___ Dataset rows ___

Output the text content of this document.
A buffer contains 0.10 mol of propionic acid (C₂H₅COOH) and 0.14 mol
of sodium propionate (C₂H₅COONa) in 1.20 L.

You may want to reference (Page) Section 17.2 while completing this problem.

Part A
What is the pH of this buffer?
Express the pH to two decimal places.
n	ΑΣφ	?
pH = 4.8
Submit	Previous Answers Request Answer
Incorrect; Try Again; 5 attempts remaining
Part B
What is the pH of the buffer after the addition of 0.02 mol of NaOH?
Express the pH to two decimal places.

___

Exercise requirements
Give only a number: how many lines of the data hold the string "this"?

Exercise output
3